Scan the lines below for the word "name". Copy each line you find it in.

## DATA PROVIDED
## BEGIN

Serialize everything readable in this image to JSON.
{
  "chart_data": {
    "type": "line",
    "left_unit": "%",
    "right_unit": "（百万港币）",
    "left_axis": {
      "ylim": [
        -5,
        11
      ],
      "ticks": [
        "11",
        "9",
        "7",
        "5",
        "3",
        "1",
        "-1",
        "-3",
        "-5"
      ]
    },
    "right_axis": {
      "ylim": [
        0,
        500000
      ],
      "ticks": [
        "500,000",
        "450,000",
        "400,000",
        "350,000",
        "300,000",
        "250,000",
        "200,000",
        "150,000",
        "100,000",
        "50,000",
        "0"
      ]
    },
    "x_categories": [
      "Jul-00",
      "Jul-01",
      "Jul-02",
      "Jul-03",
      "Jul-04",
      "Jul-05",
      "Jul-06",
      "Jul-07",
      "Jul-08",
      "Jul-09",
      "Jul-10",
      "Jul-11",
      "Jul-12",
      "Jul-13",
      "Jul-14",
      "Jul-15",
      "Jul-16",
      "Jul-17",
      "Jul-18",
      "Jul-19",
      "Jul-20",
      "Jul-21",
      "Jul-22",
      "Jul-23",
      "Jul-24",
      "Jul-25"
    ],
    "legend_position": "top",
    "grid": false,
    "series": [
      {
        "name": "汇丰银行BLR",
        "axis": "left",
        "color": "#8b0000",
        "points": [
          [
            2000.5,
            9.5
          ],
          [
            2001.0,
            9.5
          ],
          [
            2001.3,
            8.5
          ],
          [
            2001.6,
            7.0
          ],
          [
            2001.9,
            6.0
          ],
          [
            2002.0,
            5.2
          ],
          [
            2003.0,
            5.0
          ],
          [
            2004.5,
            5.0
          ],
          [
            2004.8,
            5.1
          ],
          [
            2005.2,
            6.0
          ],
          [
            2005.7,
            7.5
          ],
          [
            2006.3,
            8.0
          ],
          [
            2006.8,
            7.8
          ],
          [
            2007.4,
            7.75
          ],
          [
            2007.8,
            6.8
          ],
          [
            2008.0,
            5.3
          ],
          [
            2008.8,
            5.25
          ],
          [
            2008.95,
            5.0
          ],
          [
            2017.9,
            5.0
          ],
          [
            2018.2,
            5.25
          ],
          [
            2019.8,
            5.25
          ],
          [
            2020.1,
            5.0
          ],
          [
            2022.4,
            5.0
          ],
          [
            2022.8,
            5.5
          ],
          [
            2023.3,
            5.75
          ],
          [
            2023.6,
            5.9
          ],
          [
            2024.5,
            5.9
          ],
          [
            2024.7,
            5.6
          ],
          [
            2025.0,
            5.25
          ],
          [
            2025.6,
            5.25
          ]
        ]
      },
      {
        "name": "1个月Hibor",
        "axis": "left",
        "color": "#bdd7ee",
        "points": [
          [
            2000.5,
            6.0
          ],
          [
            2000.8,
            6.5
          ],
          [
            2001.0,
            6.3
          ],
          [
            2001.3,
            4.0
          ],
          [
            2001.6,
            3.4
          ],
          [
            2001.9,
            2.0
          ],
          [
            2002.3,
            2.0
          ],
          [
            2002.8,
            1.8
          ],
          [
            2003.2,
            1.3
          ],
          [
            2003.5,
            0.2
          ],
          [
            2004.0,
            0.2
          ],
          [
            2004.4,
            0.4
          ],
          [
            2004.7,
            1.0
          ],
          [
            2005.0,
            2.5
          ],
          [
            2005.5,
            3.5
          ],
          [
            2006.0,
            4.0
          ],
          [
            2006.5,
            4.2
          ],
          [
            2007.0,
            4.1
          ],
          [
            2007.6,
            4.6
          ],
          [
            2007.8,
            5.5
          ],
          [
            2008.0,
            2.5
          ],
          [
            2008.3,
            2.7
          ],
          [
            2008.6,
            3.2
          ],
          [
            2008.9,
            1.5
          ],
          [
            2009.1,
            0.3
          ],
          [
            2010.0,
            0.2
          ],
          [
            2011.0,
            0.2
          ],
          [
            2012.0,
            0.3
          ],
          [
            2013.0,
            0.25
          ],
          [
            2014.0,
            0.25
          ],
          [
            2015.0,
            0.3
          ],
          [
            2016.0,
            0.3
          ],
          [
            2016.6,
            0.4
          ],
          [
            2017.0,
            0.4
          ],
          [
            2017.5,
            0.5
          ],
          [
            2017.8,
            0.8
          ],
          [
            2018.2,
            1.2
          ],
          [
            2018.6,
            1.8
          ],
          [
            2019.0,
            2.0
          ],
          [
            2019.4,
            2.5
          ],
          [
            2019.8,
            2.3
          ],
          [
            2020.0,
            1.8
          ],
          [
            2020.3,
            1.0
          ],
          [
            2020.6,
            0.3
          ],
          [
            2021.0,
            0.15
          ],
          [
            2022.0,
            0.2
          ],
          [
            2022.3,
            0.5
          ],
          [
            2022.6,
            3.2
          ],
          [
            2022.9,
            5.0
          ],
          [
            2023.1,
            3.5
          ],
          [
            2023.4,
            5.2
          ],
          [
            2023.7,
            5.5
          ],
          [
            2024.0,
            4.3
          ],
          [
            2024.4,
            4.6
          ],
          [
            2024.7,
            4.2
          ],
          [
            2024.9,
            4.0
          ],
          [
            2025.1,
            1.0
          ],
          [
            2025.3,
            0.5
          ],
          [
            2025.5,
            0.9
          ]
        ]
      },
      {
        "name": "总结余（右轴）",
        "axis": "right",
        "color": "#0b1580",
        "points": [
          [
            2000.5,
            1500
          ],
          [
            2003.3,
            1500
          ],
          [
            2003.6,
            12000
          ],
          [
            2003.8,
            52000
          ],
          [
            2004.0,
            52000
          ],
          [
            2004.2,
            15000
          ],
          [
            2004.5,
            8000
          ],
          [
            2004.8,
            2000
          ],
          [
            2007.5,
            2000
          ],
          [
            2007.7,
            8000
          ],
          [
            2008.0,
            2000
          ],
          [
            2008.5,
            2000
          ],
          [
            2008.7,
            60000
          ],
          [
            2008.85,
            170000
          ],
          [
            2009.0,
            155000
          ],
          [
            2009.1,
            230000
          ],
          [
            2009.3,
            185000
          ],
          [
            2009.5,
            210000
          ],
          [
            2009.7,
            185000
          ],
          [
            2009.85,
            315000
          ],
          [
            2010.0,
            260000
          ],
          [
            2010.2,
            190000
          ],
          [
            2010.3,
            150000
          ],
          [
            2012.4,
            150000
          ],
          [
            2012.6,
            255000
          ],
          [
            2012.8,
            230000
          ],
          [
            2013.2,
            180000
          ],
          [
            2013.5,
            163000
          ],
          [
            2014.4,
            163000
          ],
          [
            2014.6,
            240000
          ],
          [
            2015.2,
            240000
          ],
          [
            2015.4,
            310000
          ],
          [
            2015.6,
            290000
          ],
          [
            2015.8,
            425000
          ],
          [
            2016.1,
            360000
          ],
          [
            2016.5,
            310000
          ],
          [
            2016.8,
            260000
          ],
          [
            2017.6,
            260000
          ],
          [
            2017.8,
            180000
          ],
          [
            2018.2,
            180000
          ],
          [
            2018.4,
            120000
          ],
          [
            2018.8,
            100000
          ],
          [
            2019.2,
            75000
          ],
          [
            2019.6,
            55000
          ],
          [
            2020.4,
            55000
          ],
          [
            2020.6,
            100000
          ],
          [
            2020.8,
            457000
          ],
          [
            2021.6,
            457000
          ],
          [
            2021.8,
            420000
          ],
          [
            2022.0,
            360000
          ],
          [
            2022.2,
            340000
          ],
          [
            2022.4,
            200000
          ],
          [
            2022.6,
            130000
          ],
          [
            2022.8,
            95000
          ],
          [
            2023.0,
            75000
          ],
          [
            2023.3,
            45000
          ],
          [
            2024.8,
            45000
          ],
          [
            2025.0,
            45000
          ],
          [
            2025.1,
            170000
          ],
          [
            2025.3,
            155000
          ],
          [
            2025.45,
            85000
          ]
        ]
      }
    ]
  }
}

## END

## COMPLETE ANSWER
        "name": "汇丰银行BLR",
        "name": "1个月Hibor",
        "name": "总结余（右轴）",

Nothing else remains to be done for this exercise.